- [DATA TO PROCESS]
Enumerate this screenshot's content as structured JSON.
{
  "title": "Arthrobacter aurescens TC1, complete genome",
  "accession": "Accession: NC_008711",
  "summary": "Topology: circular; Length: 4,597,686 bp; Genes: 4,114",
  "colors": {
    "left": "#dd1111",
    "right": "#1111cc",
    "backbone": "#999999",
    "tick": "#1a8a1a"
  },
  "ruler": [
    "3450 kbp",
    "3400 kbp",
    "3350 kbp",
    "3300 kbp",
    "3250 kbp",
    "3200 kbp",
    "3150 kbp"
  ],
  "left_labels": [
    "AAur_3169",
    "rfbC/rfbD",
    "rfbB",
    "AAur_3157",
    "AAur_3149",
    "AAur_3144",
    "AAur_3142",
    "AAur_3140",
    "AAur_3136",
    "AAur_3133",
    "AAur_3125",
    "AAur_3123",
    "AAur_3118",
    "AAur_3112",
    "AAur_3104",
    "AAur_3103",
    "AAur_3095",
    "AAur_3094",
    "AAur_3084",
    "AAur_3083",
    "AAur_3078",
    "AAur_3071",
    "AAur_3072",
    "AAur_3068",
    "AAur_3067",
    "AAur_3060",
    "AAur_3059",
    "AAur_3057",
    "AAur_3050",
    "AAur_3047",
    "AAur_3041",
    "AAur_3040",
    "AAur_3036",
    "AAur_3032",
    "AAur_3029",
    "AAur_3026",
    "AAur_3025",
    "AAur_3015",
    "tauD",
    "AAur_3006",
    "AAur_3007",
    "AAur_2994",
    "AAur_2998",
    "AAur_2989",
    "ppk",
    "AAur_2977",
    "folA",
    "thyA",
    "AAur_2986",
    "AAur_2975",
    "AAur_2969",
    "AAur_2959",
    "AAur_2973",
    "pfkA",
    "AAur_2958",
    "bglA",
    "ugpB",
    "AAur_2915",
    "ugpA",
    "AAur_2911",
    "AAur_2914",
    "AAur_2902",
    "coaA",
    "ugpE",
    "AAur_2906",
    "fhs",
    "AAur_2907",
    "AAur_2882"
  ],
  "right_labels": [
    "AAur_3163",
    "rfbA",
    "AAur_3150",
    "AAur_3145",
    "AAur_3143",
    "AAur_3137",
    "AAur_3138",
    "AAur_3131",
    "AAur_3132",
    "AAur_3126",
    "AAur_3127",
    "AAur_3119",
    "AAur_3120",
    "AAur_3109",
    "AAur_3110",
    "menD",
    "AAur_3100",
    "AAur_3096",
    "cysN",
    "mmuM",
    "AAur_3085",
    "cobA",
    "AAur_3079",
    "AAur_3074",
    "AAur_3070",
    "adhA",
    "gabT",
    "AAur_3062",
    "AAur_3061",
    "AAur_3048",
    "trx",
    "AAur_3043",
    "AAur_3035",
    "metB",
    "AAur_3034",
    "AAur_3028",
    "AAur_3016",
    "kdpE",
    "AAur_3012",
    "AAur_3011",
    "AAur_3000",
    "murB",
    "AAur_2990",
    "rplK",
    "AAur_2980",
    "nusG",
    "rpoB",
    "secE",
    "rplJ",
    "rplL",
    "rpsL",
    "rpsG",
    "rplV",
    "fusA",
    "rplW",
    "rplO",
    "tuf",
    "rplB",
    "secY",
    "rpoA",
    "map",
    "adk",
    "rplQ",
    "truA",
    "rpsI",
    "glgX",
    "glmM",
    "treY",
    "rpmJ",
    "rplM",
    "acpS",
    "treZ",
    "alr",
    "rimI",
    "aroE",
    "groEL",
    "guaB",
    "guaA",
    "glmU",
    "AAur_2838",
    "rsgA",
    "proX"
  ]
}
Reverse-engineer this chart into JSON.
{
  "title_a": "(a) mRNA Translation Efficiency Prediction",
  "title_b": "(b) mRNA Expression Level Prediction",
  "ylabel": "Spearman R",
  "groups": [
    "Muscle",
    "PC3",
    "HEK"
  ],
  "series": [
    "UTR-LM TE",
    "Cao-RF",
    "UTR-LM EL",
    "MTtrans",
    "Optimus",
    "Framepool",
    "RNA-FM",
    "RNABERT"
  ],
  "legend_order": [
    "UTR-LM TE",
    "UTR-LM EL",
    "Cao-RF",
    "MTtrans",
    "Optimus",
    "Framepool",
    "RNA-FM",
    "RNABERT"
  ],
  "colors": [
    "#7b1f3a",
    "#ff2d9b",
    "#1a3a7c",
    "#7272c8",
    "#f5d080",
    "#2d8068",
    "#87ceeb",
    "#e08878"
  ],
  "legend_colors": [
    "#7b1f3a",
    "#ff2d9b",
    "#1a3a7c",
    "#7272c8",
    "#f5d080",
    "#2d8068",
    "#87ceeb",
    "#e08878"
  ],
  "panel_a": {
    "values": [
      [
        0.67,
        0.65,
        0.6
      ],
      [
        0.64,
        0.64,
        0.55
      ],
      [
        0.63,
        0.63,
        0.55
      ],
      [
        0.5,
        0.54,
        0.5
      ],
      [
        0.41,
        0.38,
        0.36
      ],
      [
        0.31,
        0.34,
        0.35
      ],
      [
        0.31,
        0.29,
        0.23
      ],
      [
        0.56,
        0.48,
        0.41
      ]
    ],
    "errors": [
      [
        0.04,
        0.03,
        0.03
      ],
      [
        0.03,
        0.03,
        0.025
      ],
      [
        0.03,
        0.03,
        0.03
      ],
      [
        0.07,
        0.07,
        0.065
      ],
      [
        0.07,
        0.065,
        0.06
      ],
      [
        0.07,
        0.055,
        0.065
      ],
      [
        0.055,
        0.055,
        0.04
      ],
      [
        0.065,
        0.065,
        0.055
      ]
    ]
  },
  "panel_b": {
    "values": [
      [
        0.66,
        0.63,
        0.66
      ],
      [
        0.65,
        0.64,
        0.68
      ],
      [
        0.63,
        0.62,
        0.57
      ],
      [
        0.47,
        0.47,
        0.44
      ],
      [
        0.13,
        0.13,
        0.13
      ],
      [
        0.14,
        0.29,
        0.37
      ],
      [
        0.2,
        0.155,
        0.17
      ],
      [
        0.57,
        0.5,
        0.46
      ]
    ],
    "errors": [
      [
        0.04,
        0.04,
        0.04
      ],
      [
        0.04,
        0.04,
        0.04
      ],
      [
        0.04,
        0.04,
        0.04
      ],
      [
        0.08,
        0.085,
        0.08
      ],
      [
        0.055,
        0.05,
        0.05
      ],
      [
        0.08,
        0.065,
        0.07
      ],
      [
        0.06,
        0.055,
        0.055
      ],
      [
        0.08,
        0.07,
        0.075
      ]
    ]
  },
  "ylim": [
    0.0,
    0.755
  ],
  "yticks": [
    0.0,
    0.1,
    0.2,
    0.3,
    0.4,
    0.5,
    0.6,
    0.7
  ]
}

- [ASSIGNMENT] The task calls for each record to be returned verbatim.

- [RESULT]
Enumerate this screenshot's content as structured JSON.
{
  "title": "Arthrobacter aurescens TC1, complete genome",
  "accession": "Accession: NC_008711",
  "summary": "Topology: circular; Length: 4,597,686 bp; Genes: 4,114",
  "colors": {
    "left": "#dd1111",
    "right": "#1111cc",
    "backbone": "#999999",
    "tick": "#1a8a1a"
  },
  "ruler": [
    "3450 kbp",
    "3400 kbp",
    "3350 kbp",
    "3300 kbp",
    "3250 kbp",
    "3200 kbp",
    "3150 kbp"
  ],
  "left_labels": [
    "AAur_3169",
    "rfbC/rfbD",
    "rfbB",
    "AAur_3157",
    "AAur_3149",
    "AAur_3144",
    "AAur_3142",
    "AAur_3140",
    "AAur_3136",
    "AAur_3133",
    "AAur_3125",
    "AAur_3123",
    "AAur_3118",
    "AAur_3112",
    "AAur_3104",
    "AAur_3103",
    "AAur_3095",
    "AAur_3094",
    "AAur_3084",
    "AAur_3083",
    "AAur_3078",
    "AAur_3071",
    "AAur_3072",
    "AAur_3068",
    "AAur_3067",
    "AAur_3060",
    "AAur_3059",
    "AAur_3057",
    "AAur_3050",
    "AAur_3047",
    "AAur_3041",
    "AAur_3040",
    "AAur_3036",
    "AAur_3032",
    "AAur_3029",
    "AAur_3026",
    "AAur_3025",
    "AAur_3015",
    "tauD",
    "AAur_3006",
    "AAur_3007",
    "AAur_2994",
    "AAur_2998",
    "AAur_2989",
    "ppk",
    "AAur_2977",
    "folA",
    "thyA",
    "AAur_2986",
    "AAur_2975",
    "AAur_2969",
    "AAur_2959",
    "AAur_2973",
    "pfkA",
    "AAur_2958",
    "bglA",
    "ugpB",
    "AAur_2915",
    "ugpA",
    "AAur_2911",
    "AAur_2914",
    "AAur_2902",
    "coaA",
    "ugpE",
    "AAur_2906",
    "fhs",
    "AAur_2907",
    "AAur_2882"
  ],
  "right_labels": [
    "AAur_3163",
    "rfbA",
    "AAur_3150",
    "AAur_3145",
    "AAur_3143",
    "AAur_3137",
    "AAur_3138",
    "AAur_3131",
    "AAur_3132",
    "AAur_3126",
    "AAur_3127",
    "AAur_3119",
    "AAur_3120",
    "AAur_3109",
    "AAur_3110",
    "menD",
    "AAur_3100",
    "AAur_3096",
    "cysN",
    "mmuM",
    "AAur_3085",
    "cobA",
    "AAur_3079",
    "AAur_3074",
    "AAur_3070",
    "adhA",
    "gabT",
    "AAur_3062",
    "AAur_3061",
    "AAur_3048",
    "trx",
    "AAur_3043",
    "AAur_3035",
    "metB",
    "AAur_3034",
    "AAur_3028",
    "AAur_3016",
    "kdpE",
    "AAur_3012",
    "AAur_3011",
    "AAur_3000",
    "murB",
    "AAur_2990",
    "rplK",
    "AAur_2980",
    "nusG",
    "rpoB",
    "secE",
    "rplJ",
    "rplL",
    "rpsL",
    "rpsG",
    "rplV",
    "fusA",
    "rplW",
    "rplO",
    "tuf",
    "rplB",
    "secY",
    "rpoA",
    "map",
    "adk",
    "rplQ",
    "truA",
    "rpsI",
    "glgX",
    "glmM",
    "treY",
    "rpmJ",
    "rplM",
    "acpS",
    "treZ",
    "alr",
    "rimI",
    "aroE",
    "groEL",
    "guaB",
    "guaA",
    "glmU",
    "AAur_2838",
    "rsgA",
    "proX"
  ]
}
Reverse-engineer this chart into JSON.
{
  "title_a": "(a) mRNA Translation Efficiency Prediction",
  "title_b": "(b) mRNA Expression Level Prediction",
  "ylabel": "Spearman R",
  "groups": [
    "Muscle",
    "PC3",
    "HEK"
  ],
  "series": [
    "UTR-LM TE",
    "Cao-RF",
    "UTR-LM EL",
    "MTtrans",
    "Optimus",
    "Framepool",
    "RNA-FM",
    "RNABERT"
  ],
  "legend_order": [
    "UTR-LM TE",
    "UTR-LM EL",
    "Cao-RF",
    "MTtrans",
    "Optimus",
    "Framepool",
    "RNA-FM",
    "RNABERT"
  ],
  "colors": [
    "#7b1f3a",
    "#ff2d9b",
    "#1a3a7c",
    "#7272c8",
    "#f5d080",
    "#2d8068",
    "#87ceeb",
    "#e08878"
  ],
  "legend_colors": [
    "#7b1f3a",
    "#ff2d9b",
    "#1a3a7c",
    "#7272c8",
    "#f5d080",
    "#2d8068",
    "#87ceeb",
    "#e08878"
  ],
  "panel_a": {
    "values": [
      [
        0.67,
        0.65,
        0.6
      ],
      [
        0.64,
        0.64,
        0.55
      ],
      [
        0.63,
        0.63,
        0.55
      ],
      [
        0.5,
        0.54,
        0.5
      ],
      [
        0.41,
        0.38,
        0.36
      ],
      [
        0.31,
        0.34,
        0.35
      ],
      [
        0.31,
        0.29,
        0.23
      ],
      [
        0.56,
        0.48,
        0.41
      ]
    ],
    "errors": [
      [
        0.04,
        0.03,
        0.03
      ],
      [
        0.03,
        0.03,
        0.025
      ],
      [
        0.03,
        0.03,
        0.03
      ],
      [
        0.07,
        0.07,
        0.065
      ],
      [
        0.07,
        0.065,
        0.06
      ],
      [
        0.07,
        0.055,
        0.065
      ],
      [
        0.055,
        0.055,
        0.04
      ],
      [
        0.065,
        0.065,
        0.055
      ]
    ]
  },
  "panel_b": {
    "values": [
      [
        0.66,
        0.63,
        0.66
      ],
      [
        0.65,
        0.64,
        0.68
      ],
      [
        0.63,
        0.62,
        0.57
      ],
      [
        0.47,
        0.47,
        0.44
      ],
      [
        0.13,
        0.13,
        0.13
      ],
      [
        0.14,
        0.29,
        0.37
      ],
      [
        0.2,
        0.155,
        0.17
      ],
      [
        0.57,
        0.5,
        0.46
      ]
    ],
    "errors": [
      [
        0.04,
        0.04,
        0.04
      ],
      [
        0.04,
        0.04,
        0.04
      ],
      [
        0.04,
        0.04,
        0.04
      ],
      [
        0.08,
        0.085,
        0.08
      ],
      [
        0.055,
        0.05,
        0.05
      ],
      [
        0.08,
        0.065,
        0.07
      ],
      [
        0.06,
        0.055,
        0.055
      ],
      [
        0.08,
        0.07,
        0.075
      ]
    ]
  },
  "ylim": [
    0.0,
    0.755
  ],
  "yticks": [
    0.0,
    0.1,
    0.2,
    0.3,
    0.4,
    0.5,
    0.6,
    0.7
  ]
}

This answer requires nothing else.